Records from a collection
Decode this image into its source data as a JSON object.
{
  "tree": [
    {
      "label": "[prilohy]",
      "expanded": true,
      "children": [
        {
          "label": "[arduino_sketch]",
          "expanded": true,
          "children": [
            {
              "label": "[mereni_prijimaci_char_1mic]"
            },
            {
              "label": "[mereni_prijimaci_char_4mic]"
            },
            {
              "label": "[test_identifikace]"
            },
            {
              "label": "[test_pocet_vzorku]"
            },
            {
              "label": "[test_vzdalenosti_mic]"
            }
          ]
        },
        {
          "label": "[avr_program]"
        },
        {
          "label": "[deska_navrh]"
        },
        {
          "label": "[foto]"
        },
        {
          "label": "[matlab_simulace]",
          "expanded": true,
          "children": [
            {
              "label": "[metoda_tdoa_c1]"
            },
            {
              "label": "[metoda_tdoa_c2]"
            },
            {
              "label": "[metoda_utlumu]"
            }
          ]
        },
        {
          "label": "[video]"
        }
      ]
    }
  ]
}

**Goal:** Every entry above should be retyped exactly as shown.

**Answer in full:**
Decode this image into its source data as a JSON object.
{
  "tree": [
    {
      "label": "[prilohy]",
      "expanded": true,
      "children": [
        {
          "label": "[arduino_sketch]",
          "expanded": true,
          "children": [
            {
              "label": "[mereni_prijimaci_char_1mic]"
            },
            {
              "label": "[mereni_prijimaci_char_4mic]"
            },
            {
              "label": "[test_identifikace]"
            },
            {
              "label": "[test_pocet_vzorku]"
            },
            {
              "label": "[test_vzdalenosti_mic]"
            }
          ]
        },
        {
          "label": "[avr_program]"
        },
        {
          "label": "[deska_navrh]"
        },
        {
          "label": "[foto]"
        },
        {
          "label": "[matlab_simulace]",
          "expanded": true,
          "children": [
            {
              "label": "[metoda_tdoa_c1]"
            },
            {
              "label": "[metoda_tdoa_c2]"
            },
            {
              "label": "[metoda_utlumu]"
            }
          ]
        },
        {
          "label": "[video]"
        }
      ]
    }
  ]
}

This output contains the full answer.